▶ Aim: Without the pictures, print each of the records below exactly as it appears.
━━━━━━━━━━━━━━━━━━━━
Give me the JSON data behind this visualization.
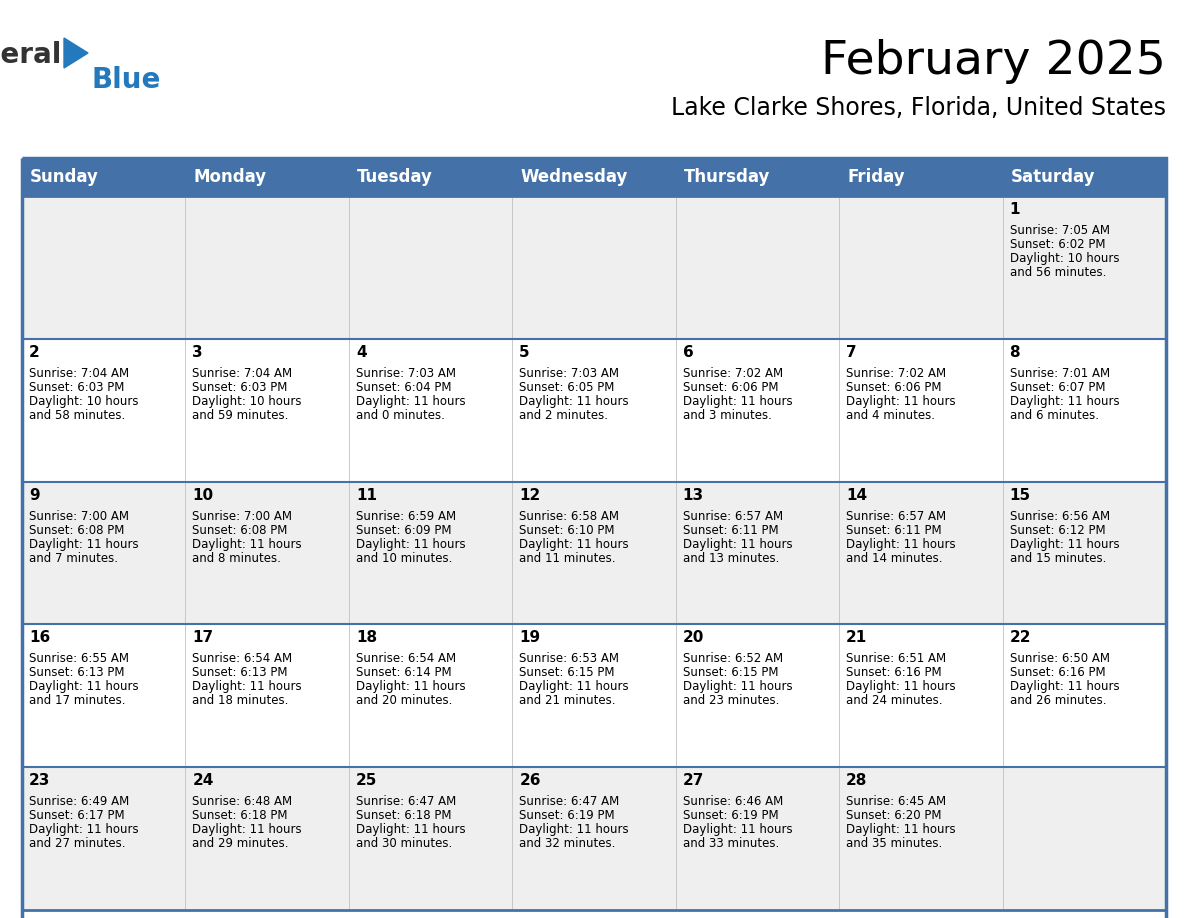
{
  "title": "February 2025",
  "subtitle": "Lake Clarke Shores, Florida, United States",
  "header_bg": "#4472A8",
  "header_text": "#FFFFFF",
  "cell_bg_row0": "#EFEFEF",
  "cell_bg_row1": "#FFFFFF",
  "cell_bg_row2": "#EFEFEF",
  "cell_bg_row3": "#FFFFFF",
  "cell_bg_row4": "#EFEFEF",
  "border_color": "#4472A8",
  "sep_color": "#4472A8",
  "day_headers": [
    "Sunday",
    "Monday",
    "Tuesday",
    "Wednesday",
    "Thursday",
    "Friday",
    "Saturday"
  ],
  "days": [
    {
      "day": 1,
      "col": 6,
      "row": 0,
      "sunrise": "7:05 AM",
      "sunset": "6:02 PM",
      "daylight": "10 hours and 56 minutes."
    },
    {
      "day": 2,
      "col": 0,
      "row": 1,
      "sunrise": "7:04 AM",
      "sunset": "6:03 PM",
      "daylight": "10 hours and 58 minutes."
    },
    {
      "day": 3,
      "col": 1,
      "row": 1,
      "sunrise": "7:04 AM",
      "sunset": "6:03 PM",
      "daylight": "10 hours and 59 minutes."
    },
    {
      "day": 4,
      "col": 2,
      "row": 1,
      "sunrise": "7:03 AM",
      "sunset": "6:04 PM",
      "daylight": "11 hours and 0 minutes."
    },
    {
      "day": 5,
      "col": 3,
      "row": 1,
      "sunrise": "7:03 AM",
      "sunset": "6:05 PM",
      "daylight": "11 hours and 2 minutes."
    },
    {
      "day": 6,
      "col": 4,
      "row": 1,
      "sunrise": "7:02 AM",
      "sunset": "6:06 PM",
      "daylight": "11 hours and 3 minutes."
    },
    {
      "day": 7,
      "col": 5,
      "row": 1,
      "sunrise": "7:02 AM",
      "sunset": "6:06 PM",
      "daylight": "11 hours and 4 minutes."
    },
    {
      "day": 8,
      "col": 6,
      "row": 1,
      "sunrise": "7:01 AM",
      "sunset": "6:07 PM",
      "daylight": "11 hours and 6 minutes."
    },
    {
      "day": 9,
      "col": 0,
      "row": 2,
      "sunrise": "7:00 AM",
      "sunset": "6:08 PM",
      "daylight": "11 hours and 7 minutes."
    },
    {
      "day": 10,
      "col": 1,
      "row": 2,
      "sunrise": "7:00 AM",
      "sunset": "6:08 PM",
      "daylight": "11 hours and 8 minutes."
    },
    {
      "day": 11,
      "col": 2,
      "row": 2,
      "sunrise": "6:59 AM",
      "sunset": "6:09 PM",
      "daylight": "11 hours and 10 minutes."
    },
    {
      "day": 12,
      "col": 3,
      "row": 2,
      "sunrise": "6:58 AM",
      "sunset": "6:10 PM",
      "daylight": "11 hours and 11 minutes."
    },
    {
      "day": 13,
      "col": 4,
      "row": 2,
      "sunrise": "6:57 AM",
      "sunset": "6:11 PM",
      "daylight": "11 hours and 13 minutes."
    },
    {
      "day": 14,
      "col": 5,
      "row": 2,
      "sunrise": "6:57 AM",
      "sunset": "6:11 PM",
      "daylight": "11 hours and 14 minutes."
    },
    {
      "day": 15,
      "col": 6,
      "row": 2,
      "sunrise": "6:56 AM",
      "sunset": "6:12 PM",
      "daylight": "11 hours and 15 minutes."
    },
    {
      "day": 16,
      "col": 0,
      "row": 3,
      "sunrise": "6:55 AM",
      "sunset": "6:13 PM",
      "daylight": "11 hours and 17 minutes."
    },
    {
      "day": 17,
      "col": 1,
      "row": 3,
      "sunrise": "6:54 AM",
      "sunset": "6:13 PM",
      "daylight": "11 hours and 18 minutes."
    },
    {
      "day": 18,
      "col": 2,
      "row": 3,
      "sunrise": "6:54 AM",
      "sunset": "6:14 PM",
      "daylight": "11 hours and 20 minutes."
    },
    {
      "day": 19,
      "col": 3,
      "row": 3,
      "sunrise": "6:53 AM",
      "sunset": "6:15 PM",
      "daylight": "11 hours and 21 minutes."
    },
    {
      "day": 20,
      "col": 4,
      "row": 3,
      "sunrise": "6:52 AM",
      "sunset": "6:15 PM",
      "daylight": "11 hours and 23 minutes."
    },
    {
      "day": 21,
      "col": 5,
      "row": 3,
      "sunrise": "6:51 AM",
      "sunset": "6:16 PM",
      "daylight": "11 hours and 24 minutes."
    },
    {
      "day": 22,
      "col": 6,
      "row": 3,
      "sunrise": "6:50 AM",
      "sunset": "6:16 PM",
      "daylight": "11 hours and 26 minutes."
    },
    {
      "day": 23,
      "col": 0,
      "row": 4,
      "sunrise": "6:49 AM",
      "sunset": "6:17 PM",
      "daylight": "11 hours and 27 minutes."
    },
    {
      "day": 24,
      "col": 1,
      "row": 4,
      "sunrise": "6:48 AM",
      "sunset": "6:18 PM",
      "daylight": "11 hours and 29 minutes."
    },
    {
      "day": 25,
      "col": 2,
      "row": 4,
      "sunrise": "6:47 AM",
      "sunset": "6:18 PM",
      "daylight": "11 hours and 30 minutes."
    },
    {
      "day": 26,
      "col": 3,
      "row": 4,
      "sunrise": "6:47 AM",
      "sunset": "6:19 PM",
      "daylight": "11 hours and 32 minutes."
    },
    {
      "day": 27,
      "col": 4,
      "row": 4,
      "sunrise": "6:46 AM",
      "sunset": "6:19 PM",
      "daylight": "11 hours and 33 minutes."
    },
    {
      "day": 28,
      "col": 5,
      "row": 4,
      "sunrise": "6:45 AM",
      "sunset": "6:20 PM",
      "daylight": "11 hours and 35 minutes."
    }
  ],
  "num_rows": 5,
  "num_cols": 7,
  "logo_general_color": "#333333",
  "logo_blue_color": "#2479BD",
  "title_fontsize": 34,
  "subtitle_fontsize": 17,
  "header_fontsize": 12,
  "day_num_fontsize": 11,
  "cell_text_fontsize": 8.5
}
━━━━━━━━━━━━━━━━━━━━
▶ Response below:
Give me the JSON data behind this visualization.
{
  "title": "February 2025",
  "subtitle": "Lake Clarke Shores, Florida, United States",
  "header_bg": "#4472A8",
  "header_text": "#FFFFFF",
  "cell_bg_row0": "#EFEFEF",
  "cell_bg_row1": "#FFFFFF",
  "cell_bg_row2": "#EFEFEF",
  "cell_bg_row3": "#FFFFFF",
  "cell_bg_row4": "#EFEFEF",
  "border_color": "#4472A8",
  "sep_color": "#4472A8",
  "day_headers": [
    "Sunday",
    "Monday",
    "Tuesday",
    "Wednesday",
    "Thursday",
    "Friday",
    "Saturday"
  ],
  "days": [
    {
      "day": 1,
      "col": 6,
      "row": 0,
      "sunrise": "7:05 AM",
      "sunset": "6:02 PM",
      "daylight": "10 hours and 56 minutes."
    },
    {
      "day": 2,
      "col": 0,
      "row": 1,
      "sunrise": "7:04 AM",
      "sunset": "6:03 PM",
      "daylight": "10 hours and 58 minutes."
    },
    {
      "day": 3,
      "col": 1,
      "row": 1,
      "sunrise": "7:04 AM",
      "sunset": "6:03 PM",
      "daylight": "10 hours and 59 minutes."
    },
    {
      "day": 4,
      "col": 2,
      "row": 1,
      "sunrise": "7:03 AM",
      "sunset": "6:04 PM",
      "daylight": "11 hours and 0 minutes."
    },
    {
      "day": 5,
      "col": 3,
      "row": 1,
      "sunrise": "7:03 AM",
      "sunset": "6:05 PM",
      "daylight": "11 hours and 2 minutes."
    },
    {
      "day": 6,
      "col": 4,
      "row": 1,
      "sunrise": "7:02 AM",
      "sunset": "6:06 PM",
      "daylight": "11 hours and 3 minutes."
    },
    {
      "day": 7,
      "col": 5,
      "row": 1,
      "sunrise": "7:02 AM",
      "sunset": "6:06 PM",
      "daylight": "11 hours and 4 minutes."
    },
    {
      "day": 8,
      "col": 6,
      "row": 1,
      "sunrise": "7:01 AM",
      "sunset": "6:07 PM",
      "daylight": "11 hours and 6 minutes."
    },
    {
      "day": 9,
      "col": 0,
      "row": 2,
      "sunrise": "7:00 AM",
      "sunset": "6:08 PM",
      "daylight": "11 hours and 7 minutes."
    },
    {
      "day": 10,
      "col": 1,
      "row": 2,
      "sunrise": "7:00 AM",
      "sunset": "6:08 PM",
      "daylight": "11 hours and 8 minutes."
    },
    {
      "day": 11,
      "col": 2,
      "row": 2,
      "sunrise": "6:59 AM",
      "sunset": "6:09 PM",
      "daylight": "11 hours and 10 minutes."
    },
    {
      "day": 12,
      "col": 3,
      "row": 2,
      "sunrise": "6:58 AM",
      "sunset": "6:10 PM",
      "daylight": "11 hours and 11 minutes."
    },
    {
      "day": 13,
      "col": 4,
      "row": 2,
      "sunrise": "6:57 AM",
      "sunset": "6:11 PM",
      "daylight": "11 hours and 13 minutes."
    },
    {
      "day": 14,
      "col": 5,
      "row": 2,
      "sunrise": "6:57 AM",
      "sunset": "6:11 PM",
      "daylight": "11 hours and 14 minutes."
    },
    {
      "day": 15,
      "col": 6,
      "row": 2,
      "sunrise": "6:56 AM",
      "sunset": "6:12 PM",
      "daylight": "11 hours and 15 minutes."
    },
    {
      "day": 16,
      "col": 0,
      "row": 3,
      "sunrise": "6:55 AM",
      "sunset": "6:13 PM",
      "daylight": "11 hours and 17 minutes."
    },
    {
      "day": 17,
      "col": 1,
      "row": 3,
      "sunrise": "6:54 AM",
      "sunset": "6:13 PM",
      "daylight": "11 hours and 18 minutes."
    },
    {
      "day": 18,
      "col": 2,
      "row": 3,
      "sunrise": "6:54 AM",
      "sunset": "6:14 PM",
      "daylight": "11 hours and 20 minutes."
    },
    {
      "day": 19,
      "col": 3,
      "row": 3,
      "sunrise": "6:53 AM",
      "sunset": "6:15 PM",
      "daylight": "11 hours and 21 minutes."
    },
    {
      "day": 20,
      "col": 4,
      "row": 3,
      "sunrise": "6:52 AM",
      "sunset": "6:15 PM",
      "daylight": "11 hours and 23 minutes."
    },
    {
      "day": 21,
      "col": 5,
      "row": 3,
      "sunrise": "6:51 AM",
      "sunset": "6:16 PM",
      "daylight": "11 hours and 24 minutes."
    },
    {
      "day": 22,
      "col": 6,
      "row": 3,
      "sunrise": "6:50 AM",
      "sunset": "6:16 PM",
      "daylight": "11 hours and 26 minutes."
    },
    {
      "day": 23,
      "col": 0,
      "row": 4,
      "sunrise": "6:49 AM",
      "sunset": "6:17 PM",
      "daylight": "11 hours and 27 minutes."
    },
    {
      "day": 24,
      "col": 1,
      "row": 4,
      "sunrise": "6:48 AM",
      "sunset": "6:18 PM",
      "daylight": "11 hours and 29 minutes."
    },
    {
      "day": 25,
      "col": 2,
      "row": 4,
      "sunrise": "6:47 AM",
      "sunset": "6:18 PM",
      "daylight": "11 hours and 30 minutes."
    },
    {
      "day": 26,
      "col": 3,
      "row": 4,
      "sunrise": "6:47 AM",
      "sunset": "6:19 PM",
      "daylight": "11 hours and 32 minutes."
    },
    {
      "day": 27,
      "col": 4,
      "row": 4,
      "sunrise": "6:46 AM",
      "sunset": "6:19 PM",
      "daylight": "11 hours and 33 minutes."
    },
    {
      "day": 28,
      "col": 5,
      "row": 4,
      "sunrise": "6:45 AM",
      "sunset": "6:20 PM",
      "daylight": "11 hours and 35 minutes."
    }
  ],
  "num_rows": 5,
  "num_cols": 7,
  "logo_general_color": "#333333",
  "logo_blue_color": "#2479BD",
  "title_fontsize": 34,
  "subtitle_fontsize": 17,
  "header_fontsize": 12,
  "day_num_fontsize": 11,
  "cell_text_fontsize": 8.5
}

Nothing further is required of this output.